▸ **SOURCE TEXT**:
————————

Code duplication violates the DRY (Don't Repeat Yourself) principle and leads to:
- Higher maintenance costs (fix bugs in multiple places)
- Increased bug likelihood (miss updating one location)
- Larger codebase (more code to understand)
- Lower code quality (copy-paste programming)

**Duplication Guidelines (obra principles):**
- **0-5%:** Excellent - minimal duplication
- **5-10%:** Good - acceptable for large projects
- **10-20%:** Moderate - consider refactoring
- **20%+:** High - significant technical debt

---

## Duplication Statistics

EOF

if [ "$USE_JSCPD" = true ] && [ -f "$ANALYSIS_DIR/jscpd-report/jscpd-report.json" ]; then
    cat >> "$REPORT" << EOF
### Overall Statistics
- Total Lines Analyzed: $(jq '.statistics.total.lines' "$ANALYSIS_DIR/jscpd-report/jscpd-report.json" 2>/dev/null)
- Duplicated Lines: $(jq '.statistics.total.clones' "$ANALYSIS_DIR/jscpd-report/jscpd-report.json" 2>/dev/null)
- Duplication Blocks: $TOTAL_DUPLICATIONS
- Duplication Percentage: $DUPLICATION_PERCENTAGE%

### Top Duplicated Files

EOF
    jq -r '.statistics.formats[] |
        "\(.format):\n  Files: \(.sources)\n  Duplications: \(.duplications)\n  Percentage: \(.percentage)%\n"' \
        "$ANALYSIS_DIR/jscpd-report/jscpd-report.json" 2>/dev/null >> "$REPORT"

————————

Spatial annotation entries
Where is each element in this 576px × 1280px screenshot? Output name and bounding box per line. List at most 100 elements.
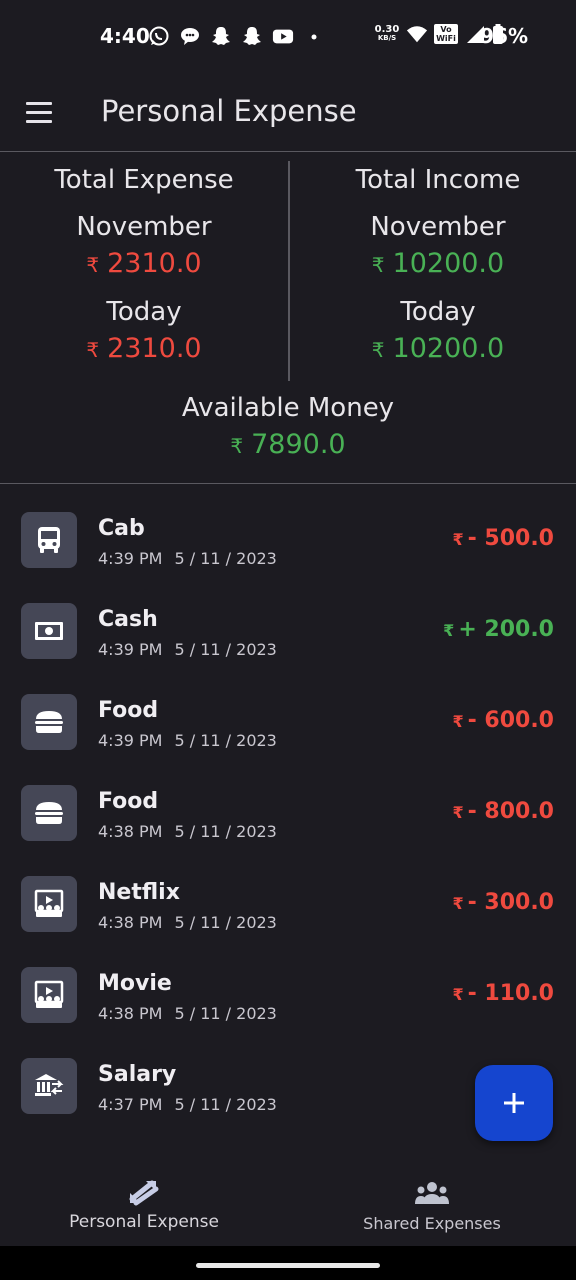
transaction-row[interactable]: Cab 4:39 PM 5 / 11 / 2023 ₹ - 500.0: [0, 494, 576, 585]
transaction-name: Salary: [98, 1062, 177, 1087]
rupee-icon: ₹: [371, 338, 385, 362]
transaction-datetime: 4:39 PM 5 / 11 / 2023: [98, 549, 277, 568]
transaction-name: Cash: [98, 607, 158, 632]
transaction-row[interactable]: Food 4:38 PM 5 / 11 / 2023 ₹ - 800.0: [0, 767, 576, 858]
transaction-row[interactable]: Movie 4:38 PM 5 / 11 / 2023 ₹ - 110.0: [0, 949, 576, 1040]
transaction-row[interactable]: Food 4:39 PM 5 / 11 / 2023 ₹ - 600.0: [0, 676, 576, 767]
bus-icon: [21, 512, 77, 568]
network-speed: 0.30 KB/S: [374, 24, 400, 43]
rupee-icon: ₹: [452, 803, 464, 822]
app-bar: Personal Expense: [0, 72, 576, 152]
income-month-amount: ₹10200.0: [371, 248, 505, 279]
income-today-amount: ₹10200.0: [371, 333, 505, 364]
youtube-icon: [272, 25, 294, 47]
nav-personal-expense[interactable]: Personal Expense: [0, 1160, 288, 1246]
banknote-icon: [21, 603, 77, 659]
summary-divider: [288, 161, 290, 381]
expense-summary: Total Expense November ₹2310.0 Today ₹23…: [0, 163, 288, 369]
theater-icon: [21, 967, 77, 1023]
transaction-time: 4:38 PM: [98, 822, 163, 841]
transaction-date: 5 / 11 / 2023: [174, 1004, 277, 1023]
rupee-icon: ₹: [371, 253, 385, 277]
add-transaction-button[interactable]: [475, 1065, 553, 1141]
nav-label: Shared Expenses: [363, 1214, 501, 1233]
group-icon: [414, 1178, 450, 1208]
rupee-icon: ₹: [452, 894, 464, 913]
nav-shared-expenses[interactable]: Shared Expenses: [288, 1160, 576, 1246]
transaction-time: 4:38 PM: [98, 1004, 163, 1023]
transaction-date: 5 / 11 / 2023: [174, 549, 277, 568]
snapchat-icon: [210, 25, 232, 47]
transaction-time: 4:38 PM: [98, 913, 163, 932]
transaction-date: 5 / 11 / 2023: [174, 640, 277, 659]
transaction-date: 5 / 11 / 2023: [174, 1095, 277, 1114]
expense-month-amount: ₹2310.0: [86, 248, 202, 279]
plus-icon: [504, 1093, 524, 1113]
rupee-icon: ₹: [452, 985, 464, 1004]
transaction-datetime: 4:38 PM 5 / 11 / 2023: [98, 822, 277, 841]
transaction-date: 5 / 11 / 2023: [174, 731, 277, 750]
battery-percent: 96%: [480, 24, 528, 48]
burger-icon: [21, 785, 77, 841]
transaction-amount: ₹ - 500.0: [452, 526, 554, 551]
status-bar: 4:40 0.30 KB/S Vo WiFi 96%: [0, 0, 576, 72]
rupee-icon: ₹: [452, 530, 464, 549]
available-money: Available Money ₹7890.0: [0, 391, 576, 465]
available-label: Available Money: [181, 393, 395, 423]
income-today-label: Today: [400, 297, 476, 327]
bottom-navigation: Personal Expense Shared Expenses: [0, 1160, 576, 1246]
transaction-name: Netflix: [98, 880, 180, 905]
transaction-datetime: 4:37 PM 5 / 11 / 2023: [98, 1095, 277, 1114]
transaction-amount: ₹ - 800.0: [452, 799, 554, 824]
transaction-amount: ₹ + 200.0: [443, 617, 554, 642]
income-month-label: November: [370, 212, 506, 242]
rupee-icon: ₹: [86, 253, 100, 277]
nav-label: Personal Expense: [69, 1212, 219, 1232]
status-time: 4:40: [100, 24, 150, 48]
summary-panel: Total Expense November ₹2310.0 Today ₹23…: [0, 153, 576, 484]
expense-today-label: Today: [106, 297, 182, 327]
whatsapp-icon: [148, 25, 170, 47]
transaction-amount: ₹ - 110.0: [452, 981, 554, 1006]
rupee-icon: ₹: [443, 621, 455, 640]
home-gesture-handle[interactable]: [196, 1263, 380, 1268]
transaction-datetime: 4:39 PM 5 / 11 / 2023: [98, 640, 277, 659]
chat-icon: [179, 25, 201, 47]
transaction-amount: ₹ - 300.0: [452, 890, 554, 915]
available-amount: ₹7890.0: [230, 429, 346, 460]
rupee-icon: ₹: [230, 434, 244, 458]
theater-icon: [21, 876, 77, 932]
swap-arrows-icon: [128, 1178, 160, 1208]
transaction-datetime: 4:38 PM 5 / 11 / 2023: [98, 913, 277, 932]
expense-heading: Total Expense: [54, 165, 234, 195]
expense-today-amount: ₹2310.0: [86, 333, 202, 364]
transaction-date: 5 / 11 / 2023: [174, 822, 277, 841]
wifi-icon: [406, 23, 428, 45]
transaction-name: Food: [98, 698, 159, 723]
transaction-name: Food: [98, 789, 159, 814]
income-summary: Total Income November ₹10200.0 Today ₹10…: [294, 163, 576, 369]
hamburger-menu-icon[interactable]: [20, 94, 58, 130]
income-heading: Total Income: [355, 165, 521, 195]
more-notifications-dot-icon: [303, 25, 325, 47]
vowifi-badge: Vo WiFi: [434, 24, 458, 44]
transaction-time: 4:39 PM: [98, 640, 163, 659]
expense-month-label: November: [76, 212, 212, 242]
transaction-amount: ₹ - 600.0: [452, 708, 554, 733]
transaction-name: Movie: [98, 971, 172, 996]
gesture-navigation-bar: [0, 1246, 576, 1280]
transaction-row[interactable]: Netflix 4:38 PM 5 / 11 / 2023 ₹ - 300.0: [0, 858, 576, 949]
transaction-date: 5 / 11 / 2023: [174, 913, 277, 932]
transaction-name: Cab: [98, 516, 145, 541]
transaction-time: 4:37 PM: [98, 1095, 163, 1114]
rupee-icon: ₹: [86, 338, 100, 362]
transaction-datetime: 4:39 PM 5 / 11 / 2023: [98, 731, 277, 750]
page-title: Personal Expense: [101, 94, 357, 128]
notification-icons: [148, 25, 325, 47]
snapchat-icon: [241, 25, 263, 47]
transaction-datetime: 4:38 PM 5 / 11 / 2023: [98, 1004, 277, 1023]
rupee-icon: ₹: [452, 712, 464, 731]
transaction-row[interactable]: Cash 4:39 PM 5 / 11 / 2023 ₹ + 200.0: [0, 585, 576, 676]
burger-icon: [21, 694, 77, 750]
transaction-time: 4:39 PM: [98, 731, 163, 750]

————————

▸ **DIRECTIVE**: Copy out the code duplication report script in full, character for character.

▸ **OUTPUT OF THE EXERCISE**:
Code duplication violates the DRY (Don't Repeat Yourself) principle and leads to:
- Higher maintenance costs (fix bugs in multiple places)
- Increased bug likelihood (miss updating one location)
- Larger codebase (more code to understand)
- Lower code quality (copy-paste programming)

**Duplication Guidelines (obra principles):**
- **0-5%:** Excellent - minimal duplication
- **5-10%:** Good - acceptable for large projects
- **10-20%:** Moderate - consider refactoring
- **20%+:** High - significant technical debt

---

## Duplication Statistics

EOF

if [ "$USE_JSCPD" = true ] && [ -f "$ANALYSIS_DIR/jscpd-report/jscpd-report.json" ]; then
    cat >> "$REPORT" << EOF
### Overall Statistics
- Total Lines Analyzed: $(jq '.statistics.total.lines' "$ANALYSIS_DIR/jscpd-report/jscpd-report.json" 2>/dev/null)
- Duplicated Lines: $(jq '.statistics.total.clones' "$ANALYSIS_DIR/jscpd-report/jscpd-report.json" 2>/dev/null)
- Duplication Blocks: $TOTAL_DUPLICATIONS
- Duplication Percentage: $DUPLICATION_PERCENTAGE%

### Top Duplicated Files

EOF
    jq -r '.statistics.formats[] |
        "\(.format):\n  Files: \(.sources)\n  Duplications: \(.duplications)\n  Percentage: \(.percentage)%\n"' \
        "$ANALYSIS_DIR/jscpd-report/jscpd-report.json" 2>/dev/null >> "$REPORT"